• **WHAT THE TASK ASKS**
Take down each entry exactly as written.

• **EXERCISE INPUT**
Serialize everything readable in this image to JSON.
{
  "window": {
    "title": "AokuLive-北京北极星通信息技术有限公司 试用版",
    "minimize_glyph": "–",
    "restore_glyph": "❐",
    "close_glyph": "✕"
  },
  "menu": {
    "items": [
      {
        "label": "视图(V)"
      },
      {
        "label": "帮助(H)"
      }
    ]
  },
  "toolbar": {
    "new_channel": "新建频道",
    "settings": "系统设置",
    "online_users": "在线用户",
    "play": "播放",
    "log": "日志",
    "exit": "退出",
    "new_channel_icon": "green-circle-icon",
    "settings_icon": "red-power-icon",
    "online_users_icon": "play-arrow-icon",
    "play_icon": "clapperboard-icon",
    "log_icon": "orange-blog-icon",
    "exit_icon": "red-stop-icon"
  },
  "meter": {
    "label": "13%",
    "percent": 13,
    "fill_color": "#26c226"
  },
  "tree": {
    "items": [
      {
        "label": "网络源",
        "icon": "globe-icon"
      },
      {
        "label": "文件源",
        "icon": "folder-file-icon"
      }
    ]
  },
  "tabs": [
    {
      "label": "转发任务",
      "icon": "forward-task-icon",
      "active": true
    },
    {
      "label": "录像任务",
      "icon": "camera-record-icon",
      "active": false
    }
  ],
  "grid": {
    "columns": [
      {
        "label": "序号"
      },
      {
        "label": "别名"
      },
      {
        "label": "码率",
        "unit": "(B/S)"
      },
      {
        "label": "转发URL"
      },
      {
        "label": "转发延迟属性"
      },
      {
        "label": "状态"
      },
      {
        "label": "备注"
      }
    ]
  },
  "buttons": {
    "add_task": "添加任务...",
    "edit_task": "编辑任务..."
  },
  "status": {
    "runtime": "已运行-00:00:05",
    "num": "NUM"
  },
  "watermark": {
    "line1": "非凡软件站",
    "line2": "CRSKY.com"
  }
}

• **TASK SOLUTION**
Serialize everything readable in this image to JSON.
{
  "window": {
    "title": "AokuLive-北京北极星通信息技术有限公司 试用版",
    "minimize_glyph": "–",
    "restore_glyph": "❐",
    "close_glyph": "✕"
  },
  "menu": {
    "items": [
      {
        "label": "视图(V)"
      },
      {
        "label": "帮助(H)"
      }
    ]
  },
  "toolbar": {
    "new_channel": "新建频道",
    "settings": "系统设置",
    "online_users": "在线用户",
    "play": "播放",
    "log": "日志",
    "exit": "退出",
    "new_channel_icon": "green-circle-icon",
    "settings_icon": "red-power-icon",
    "online_users_icon": "play-arrow-icon",
    "play_icon": "clapperboard-icon",
    "log_icon": "orange-blog-icon",
    "exit_icon": "red-stop-icon"
  },
  "meter": {
    "label": "13%",
    "percent": 13,
    "fill_color": "#26c226"
  },
  "tree": {
    "items": [
      {
        "label": "网络源",
        "icon": "globe-icon"
      },
      {
        "label": "文件源",
        "icon": "folder-file-icon"
      }
    ]
  },
  "tabs": [
    {
      "label": "转发任务",
      "icon": "forward-task-icon",
      "active": true
    },
    {
      "label": "录像任务",
      "icon": "camera-record-icon",
      "active": false
    }
  ],
  "grid": {
    "columns": [
      {
        "label": "序号"
      },
      {
        "label": "别名"
      },
      {
        "label": "码率",
        "unit": "(B/S)"
      },
      {
        "label": "转发URL"
      },
      {
        "label": "转发延迟属性"
      },
      {
        "label": "状态"
      },
      {
        "label": "备注"
      }
    ]
  },
  "buttons": {
    "add_task": "添加任务...",
    "edit_task": "编辑任务..."
  },
  "status": {
    "runtime": "已运行-00:00:05",
    "num": "NUM"
  },
  "watermark": {
    "line1": "非凡软件站",
    "line2": "CRSKY.com"
  }
}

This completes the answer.